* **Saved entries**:
════════

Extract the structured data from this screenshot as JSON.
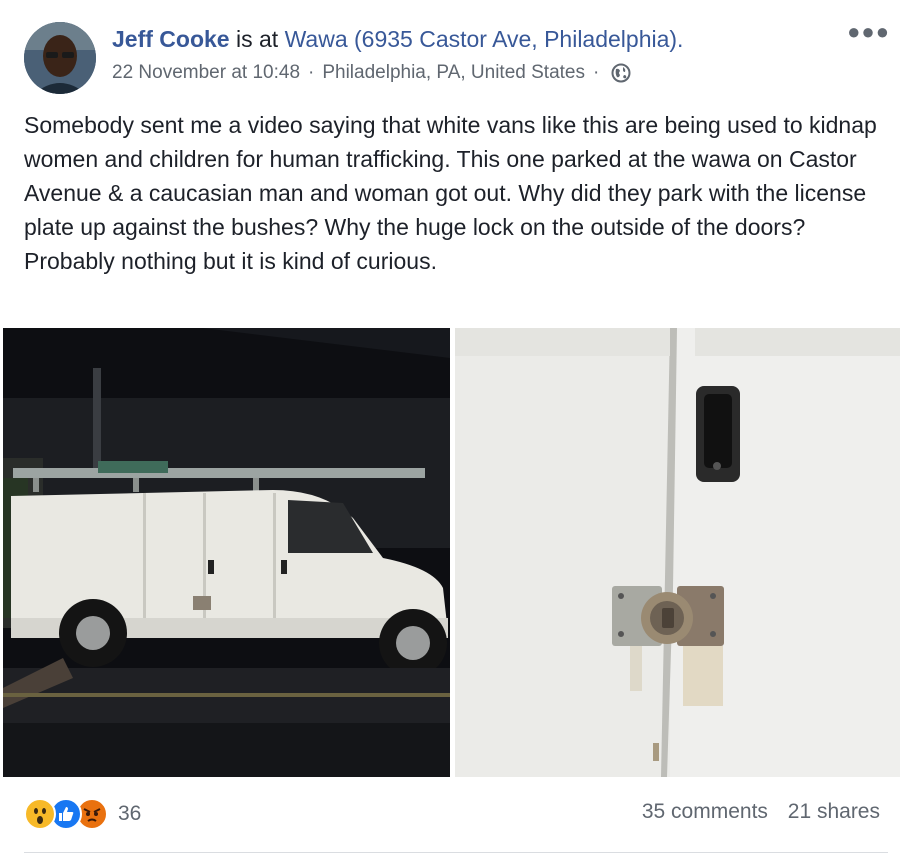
{
  "post": {
    "author": "Jeff Cooke",
    "is_at_text": " is at ",
    "place": "Wawa (6935 Castor Ave, Philadelphia).",
    "timestamp": "22 November at 10:48",
    "separator": "·",
    "location": "Philadelphia, PA, United States",
    "separator2": "·",
    "audience_icon": "globe-icon",
    "more_icon": "more-options-icon",
    "text": "Somebody sent me a video saying that white vans like this are being used to kidnap women and children for human trafficking. This one parked at the wawa on Castor Avenue & a caucasian man and woman got out. Why did they park with the license plate up against the bushes? Why the huge lock on the outside of the doors? Probably nothing but it is kind of curious."
  },
  "photos": [
    {
      "name": "white-van-night-photo"
    },
    {
      "name": "van-door-lock-photo"
    }
  ],
  "footer": {
    "reactions": [
      "wow",
      "like",
      "angry"
    ],
    "reaction_count": "36",
    "comments": "35 comments",
    "shares": "21 shares"
  },
  "colors": {
    "link": "#385898",
    "meta": "#606770",
    "like": "#1877f2",
    "wow": "#f7b928",
    "angry": "#e9710f"
  }
}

════════

* **DESCRIPTION OF THE TASK**: Retype everything in the material word for word, minus pictures.

* **RESULT OF THE EXERCISE**:
Extract the structured data from this screenshot as JSON.
{
  "post": {
    "author": "Jeff Cooke",
    "is_at_text": " is at ",
    "place": "Wawa (6935 Castor Ave, Philadelphia).",
    "timestamp": "22 November at 10:48",
    "separator": "·",
    "location": "Philadelphia, PA, United States",
    "separator2": "·",
    "audience_icon": "globe-icon",
    "more_icon": "more-options-icon",
    "text": "Somebody sent me a video saying that white vans like this are being used to kidnap women and children for human trafficking. This one parked at the wawa on Castor Avenue & a caucasian man and woman got out. Why did they park with the license plate up against the bushes? Why the huge lock on the outside of the doors? Probably nothing but it is kind of curious."
  },
  "photos": [
    {
      "name": "white-van-night-photo"
    },
    {
      "name": "van-door-lock-photo"
    }
  ],
  "footer": {
    "reactions": [
      "wow",
      "like",
      "angry"
    ],
    "reaction_count": "36",
    "comments": "35 comments",
    "shares": "21 shares"
  },
  "colors": {
    "link": "#385898",
    "meta": "#606770",
    "like": "#1877f2",
    "wow": "#f7b928",
    "angry": "#e9710f"
  }
}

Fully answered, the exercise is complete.